▸ **WRITTEN INSTRUCTION**: Identify all lines in the listing that include the word "Итоги", and copy them out.

▸ **RECORDS TO USE**:
=-=-=
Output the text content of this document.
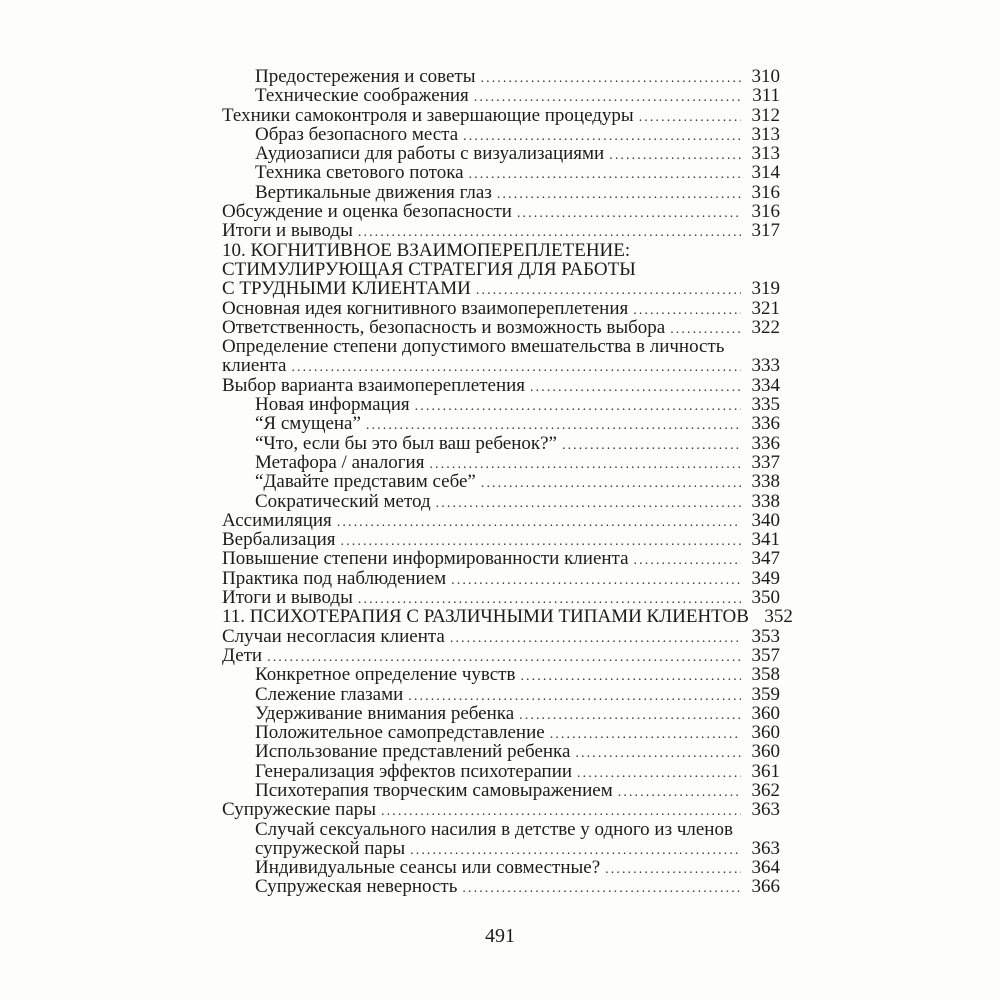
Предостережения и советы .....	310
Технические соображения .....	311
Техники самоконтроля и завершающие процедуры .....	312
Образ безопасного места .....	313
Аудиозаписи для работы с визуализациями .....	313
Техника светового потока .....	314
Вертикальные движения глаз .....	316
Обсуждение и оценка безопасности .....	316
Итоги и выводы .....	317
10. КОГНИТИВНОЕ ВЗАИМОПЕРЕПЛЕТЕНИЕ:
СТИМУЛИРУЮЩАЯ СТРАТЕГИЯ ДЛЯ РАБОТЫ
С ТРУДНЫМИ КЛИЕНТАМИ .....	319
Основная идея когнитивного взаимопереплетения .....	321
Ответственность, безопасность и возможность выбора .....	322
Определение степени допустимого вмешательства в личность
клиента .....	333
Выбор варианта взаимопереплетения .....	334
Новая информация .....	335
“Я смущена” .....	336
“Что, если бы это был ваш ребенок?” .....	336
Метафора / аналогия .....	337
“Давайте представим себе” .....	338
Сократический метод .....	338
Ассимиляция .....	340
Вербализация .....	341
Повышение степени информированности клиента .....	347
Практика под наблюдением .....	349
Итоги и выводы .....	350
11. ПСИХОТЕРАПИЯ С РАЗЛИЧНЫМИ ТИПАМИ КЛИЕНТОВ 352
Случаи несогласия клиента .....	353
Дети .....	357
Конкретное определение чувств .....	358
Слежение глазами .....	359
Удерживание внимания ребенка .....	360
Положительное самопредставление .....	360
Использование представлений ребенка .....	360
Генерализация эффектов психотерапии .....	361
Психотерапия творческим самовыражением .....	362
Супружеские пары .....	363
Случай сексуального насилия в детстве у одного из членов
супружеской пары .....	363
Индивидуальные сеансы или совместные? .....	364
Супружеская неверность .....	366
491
=-=-=
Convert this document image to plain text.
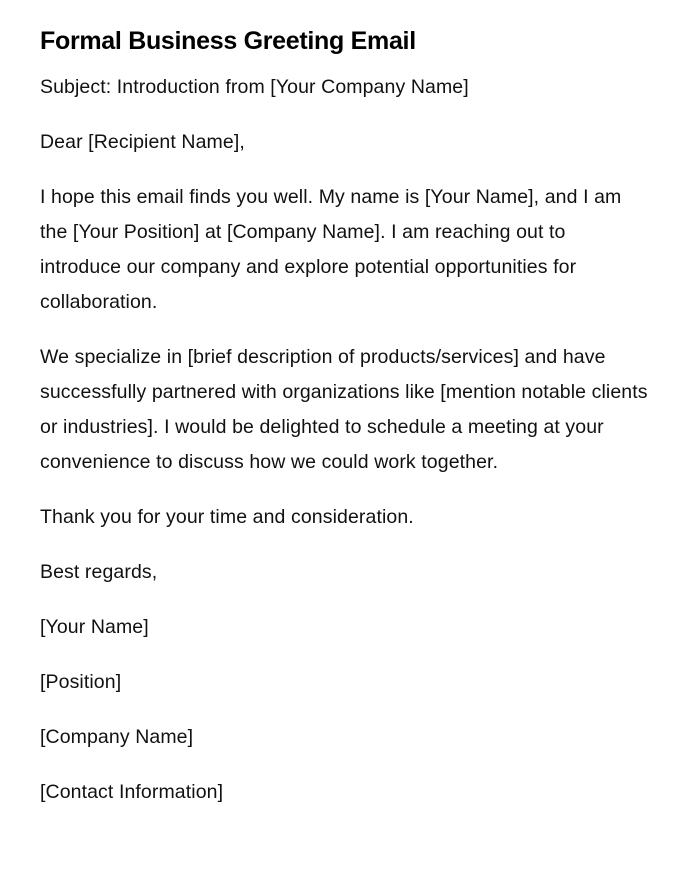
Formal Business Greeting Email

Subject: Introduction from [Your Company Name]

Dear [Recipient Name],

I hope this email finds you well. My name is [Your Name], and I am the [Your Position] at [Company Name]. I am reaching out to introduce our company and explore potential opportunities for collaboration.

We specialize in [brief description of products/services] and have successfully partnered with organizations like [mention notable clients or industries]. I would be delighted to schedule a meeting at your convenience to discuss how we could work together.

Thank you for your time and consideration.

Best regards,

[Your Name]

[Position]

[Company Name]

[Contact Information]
=-=-=
▸ **RESPONSE**:
Итоги и выводы .....	317
Итоги и выводы .....	350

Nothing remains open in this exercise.